### [Work to complete]
Collect every line below that contains the word "werd".
━━━━━ Exercise input
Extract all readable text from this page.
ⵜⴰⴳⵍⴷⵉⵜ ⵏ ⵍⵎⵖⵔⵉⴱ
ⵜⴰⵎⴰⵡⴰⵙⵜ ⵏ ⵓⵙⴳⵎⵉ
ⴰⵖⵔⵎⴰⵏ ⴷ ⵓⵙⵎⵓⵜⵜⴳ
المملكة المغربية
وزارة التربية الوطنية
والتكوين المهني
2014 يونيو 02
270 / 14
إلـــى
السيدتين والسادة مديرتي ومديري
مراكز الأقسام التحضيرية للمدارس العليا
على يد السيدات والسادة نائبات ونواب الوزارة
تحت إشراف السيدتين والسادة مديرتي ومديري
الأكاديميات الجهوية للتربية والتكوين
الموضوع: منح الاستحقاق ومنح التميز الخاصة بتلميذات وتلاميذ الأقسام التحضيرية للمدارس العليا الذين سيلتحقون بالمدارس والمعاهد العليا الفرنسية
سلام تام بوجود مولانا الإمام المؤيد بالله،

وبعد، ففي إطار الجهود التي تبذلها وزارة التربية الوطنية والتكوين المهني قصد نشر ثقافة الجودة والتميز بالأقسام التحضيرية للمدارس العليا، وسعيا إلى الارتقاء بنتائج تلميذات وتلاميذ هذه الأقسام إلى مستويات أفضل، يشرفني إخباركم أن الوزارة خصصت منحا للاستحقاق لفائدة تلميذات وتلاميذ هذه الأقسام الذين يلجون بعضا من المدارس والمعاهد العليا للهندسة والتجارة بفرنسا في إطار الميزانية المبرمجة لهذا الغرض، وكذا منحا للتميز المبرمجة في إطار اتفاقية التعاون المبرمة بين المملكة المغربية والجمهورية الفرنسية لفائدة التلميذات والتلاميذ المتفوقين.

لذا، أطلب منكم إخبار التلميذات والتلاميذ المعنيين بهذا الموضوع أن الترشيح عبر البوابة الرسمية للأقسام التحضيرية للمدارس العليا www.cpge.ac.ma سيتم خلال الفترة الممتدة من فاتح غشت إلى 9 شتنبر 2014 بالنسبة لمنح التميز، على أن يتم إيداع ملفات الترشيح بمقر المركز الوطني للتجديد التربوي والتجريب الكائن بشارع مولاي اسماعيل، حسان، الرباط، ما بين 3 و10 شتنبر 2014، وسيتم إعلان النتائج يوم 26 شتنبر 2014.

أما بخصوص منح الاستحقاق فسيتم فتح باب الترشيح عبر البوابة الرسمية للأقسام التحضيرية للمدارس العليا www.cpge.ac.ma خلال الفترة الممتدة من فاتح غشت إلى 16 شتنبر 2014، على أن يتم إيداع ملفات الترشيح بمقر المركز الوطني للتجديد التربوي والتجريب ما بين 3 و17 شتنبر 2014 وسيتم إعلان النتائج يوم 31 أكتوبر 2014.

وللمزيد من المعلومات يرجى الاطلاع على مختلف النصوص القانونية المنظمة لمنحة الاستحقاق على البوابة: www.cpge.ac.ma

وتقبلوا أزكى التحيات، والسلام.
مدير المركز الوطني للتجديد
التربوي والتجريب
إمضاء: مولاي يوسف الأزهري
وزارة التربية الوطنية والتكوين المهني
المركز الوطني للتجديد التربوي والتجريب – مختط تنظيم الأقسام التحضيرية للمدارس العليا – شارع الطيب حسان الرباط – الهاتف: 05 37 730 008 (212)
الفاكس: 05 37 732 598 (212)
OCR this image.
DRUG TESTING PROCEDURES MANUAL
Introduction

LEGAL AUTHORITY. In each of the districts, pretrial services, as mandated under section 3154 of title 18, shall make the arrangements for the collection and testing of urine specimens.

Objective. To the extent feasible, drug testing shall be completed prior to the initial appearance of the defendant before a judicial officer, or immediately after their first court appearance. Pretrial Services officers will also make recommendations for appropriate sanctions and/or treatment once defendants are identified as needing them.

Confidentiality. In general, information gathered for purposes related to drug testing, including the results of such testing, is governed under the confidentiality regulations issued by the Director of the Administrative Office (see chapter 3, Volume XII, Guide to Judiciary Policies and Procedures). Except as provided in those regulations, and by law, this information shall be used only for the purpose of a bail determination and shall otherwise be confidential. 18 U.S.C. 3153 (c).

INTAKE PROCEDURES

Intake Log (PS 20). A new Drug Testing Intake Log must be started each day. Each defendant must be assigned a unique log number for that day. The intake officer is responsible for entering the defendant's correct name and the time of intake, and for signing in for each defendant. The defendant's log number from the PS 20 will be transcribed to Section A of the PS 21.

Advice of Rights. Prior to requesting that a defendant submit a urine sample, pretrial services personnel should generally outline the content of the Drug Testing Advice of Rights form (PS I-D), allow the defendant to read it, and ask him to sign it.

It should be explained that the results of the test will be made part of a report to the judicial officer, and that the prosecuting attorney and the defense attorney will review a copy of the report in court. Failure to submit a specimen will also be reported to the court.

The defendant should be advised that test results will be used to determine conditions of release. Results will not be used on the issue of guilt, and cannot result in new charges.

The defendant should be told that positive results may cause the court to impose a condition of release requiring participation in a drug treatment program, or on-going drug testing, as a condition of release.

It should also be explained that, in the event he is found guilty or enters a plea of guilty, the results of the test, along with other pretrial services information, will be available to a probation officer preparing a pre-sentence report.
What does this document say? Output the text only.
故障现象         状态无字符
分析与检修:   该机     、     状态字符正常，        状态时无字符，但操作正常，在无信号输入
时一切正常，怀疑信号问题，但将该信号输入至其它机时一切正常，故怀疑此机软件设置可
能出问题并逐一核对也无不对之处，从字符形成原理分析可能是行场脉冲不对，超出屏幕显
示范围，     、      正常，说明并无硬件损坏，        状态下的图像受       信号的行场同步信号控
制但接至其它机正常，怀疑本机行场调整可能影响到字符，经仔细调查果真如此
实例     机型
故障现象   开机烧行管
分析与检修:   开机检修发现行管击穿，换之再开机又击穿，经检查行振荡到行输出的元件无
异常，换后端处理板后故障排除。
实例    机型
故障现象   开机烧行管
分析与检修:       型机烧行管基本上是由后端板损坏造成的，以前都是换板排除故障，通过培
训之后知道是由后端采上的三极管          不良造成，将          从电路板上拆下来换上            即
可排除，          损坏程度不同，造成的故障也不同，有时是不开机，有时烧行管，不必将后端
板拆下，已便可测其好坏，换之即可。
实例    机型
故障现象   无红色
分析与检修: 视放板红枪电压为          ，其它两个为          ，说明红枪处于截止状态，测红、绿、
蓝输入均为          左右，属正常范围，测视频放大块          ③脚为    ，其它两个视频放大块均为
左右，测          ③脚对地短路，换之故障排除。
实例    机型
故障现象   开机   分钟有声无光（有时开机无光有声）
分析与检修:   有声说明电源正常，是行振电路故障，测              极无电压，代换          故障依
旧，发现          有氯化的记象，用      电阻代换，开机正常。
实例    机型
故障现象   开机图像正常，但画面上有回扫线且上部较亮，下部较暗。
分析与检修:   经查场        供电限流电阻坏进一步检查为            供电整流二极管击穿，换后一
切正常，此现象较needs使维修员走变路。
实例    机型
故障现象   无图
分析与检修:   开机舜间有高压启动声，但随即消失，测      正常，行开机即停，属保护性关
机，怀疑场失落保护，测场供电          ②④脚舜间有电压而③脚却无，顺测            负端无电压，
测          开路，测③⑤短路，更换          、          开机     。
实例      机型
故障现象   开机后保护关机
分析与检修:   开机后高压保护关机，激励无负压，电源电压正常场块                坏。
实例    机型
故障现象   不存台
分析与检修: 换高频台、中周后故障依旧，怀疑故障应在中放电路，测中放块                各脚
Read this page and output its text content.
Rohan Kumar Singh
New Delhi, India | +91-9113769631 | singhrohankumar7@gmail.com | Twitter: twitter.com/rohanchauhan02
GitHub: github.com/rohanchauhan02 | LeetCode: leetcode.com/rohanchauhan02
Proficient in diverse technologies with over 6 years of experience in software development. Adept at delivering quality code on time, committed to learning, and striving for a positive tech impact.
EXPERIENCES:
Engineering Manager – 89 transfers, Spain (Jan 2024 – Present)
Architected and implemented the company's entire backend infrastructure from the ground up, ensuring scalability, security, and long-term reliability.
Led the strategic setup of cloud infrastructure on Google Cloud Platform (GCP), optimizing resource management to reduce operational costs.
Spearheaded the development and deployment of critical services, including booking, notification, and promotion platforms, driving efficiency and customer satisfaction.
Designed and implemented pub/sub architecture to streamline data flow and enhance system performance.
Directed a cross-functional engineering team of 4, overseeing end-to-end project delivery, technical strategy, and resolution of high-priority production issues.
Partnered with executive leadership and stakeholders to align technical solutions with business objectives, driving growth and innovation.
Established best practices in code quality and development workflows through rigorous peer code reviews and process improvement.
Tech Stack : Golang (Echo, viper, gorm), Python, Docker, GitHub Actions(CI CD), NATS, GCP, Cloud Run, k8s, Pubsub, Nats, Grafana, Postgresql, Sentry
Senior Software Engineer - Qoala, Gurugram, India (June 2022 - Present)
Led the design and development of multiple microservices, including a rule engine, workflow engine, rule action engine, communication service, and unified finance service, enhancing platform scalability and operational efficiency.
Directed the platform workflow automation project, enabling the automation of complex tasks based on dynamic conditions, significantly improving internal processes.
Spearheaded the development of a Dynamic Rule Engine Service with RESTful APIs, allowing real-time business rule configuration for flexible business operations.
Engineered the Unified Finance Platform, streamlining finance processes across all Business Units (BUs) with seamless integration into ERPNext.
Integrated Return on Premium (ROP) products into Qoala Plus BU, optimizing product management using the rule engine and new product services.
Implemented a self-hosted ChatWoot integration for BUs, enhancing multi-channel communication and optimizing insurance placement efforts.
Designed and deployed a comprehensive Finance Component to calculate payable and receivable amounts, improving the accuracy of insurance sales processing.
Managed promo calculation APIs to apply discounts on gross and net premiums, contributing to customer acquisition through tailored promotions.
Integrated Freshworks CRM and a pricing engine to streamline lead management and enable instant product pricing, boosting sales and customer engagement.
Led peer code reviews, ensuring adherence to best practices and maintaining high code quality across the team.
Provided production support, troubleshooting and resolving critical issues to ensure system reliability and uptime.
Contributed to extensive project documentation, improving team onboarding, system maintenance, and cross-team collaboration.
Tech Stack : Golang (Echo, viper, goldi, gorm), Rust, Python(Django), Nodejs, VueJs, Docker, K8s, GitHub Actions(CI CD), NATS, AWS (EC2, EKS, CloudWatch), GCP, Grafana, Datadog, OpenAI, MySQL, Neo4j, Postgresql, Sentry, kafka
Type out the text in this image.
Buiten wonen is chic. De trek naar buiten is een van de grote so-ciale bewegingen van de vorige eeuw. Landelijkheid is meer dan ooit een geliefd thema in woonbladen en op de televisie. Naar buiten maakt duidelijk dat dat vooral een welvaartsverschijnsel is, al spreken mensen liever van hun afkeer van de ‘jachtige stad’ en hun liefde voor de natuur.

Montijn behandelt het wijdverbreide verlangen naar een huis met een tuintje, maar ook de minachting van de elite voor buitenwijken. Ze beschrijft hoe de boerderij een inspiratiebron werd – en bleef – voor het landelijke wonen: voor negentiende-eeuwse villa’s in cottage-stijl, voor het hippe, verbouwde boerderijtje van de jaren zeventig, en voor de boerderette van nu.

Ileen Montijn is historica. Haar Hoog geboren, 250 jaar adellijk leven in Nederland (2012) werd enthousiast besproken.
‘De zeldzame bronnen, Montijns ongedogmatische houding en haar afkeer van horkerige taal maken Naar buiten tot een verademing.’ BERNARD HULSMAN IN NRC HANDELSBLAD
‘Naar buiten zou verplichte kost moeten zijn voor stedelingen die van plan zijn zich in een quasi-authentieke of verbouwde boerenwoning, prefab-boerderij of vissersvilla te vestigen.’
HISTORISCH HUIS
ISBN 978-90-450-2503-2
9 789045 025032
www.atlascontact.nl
━━━━━━━━━━
### [Full response]
Montijn behandelt het wijdverbreide verlangen naar een huis met een tuintje, maar ook de minachting van de elite voor buitenwijken. Ze beschrijft hoe de boerderij een inspiratiebron werd – en bleef – voor het landelijke wonen: voor negentiende-eeuwse villa’s in cottage-stijl, voor het hippe, verbouwde boerderijtje van de jaren zeventig, en voor de boerderette van nu.
Ileen Montijn is historica. Haar Hoog geboren, 250 jaar adellijk leven in Nederland (2012) werd enthousiast besproken.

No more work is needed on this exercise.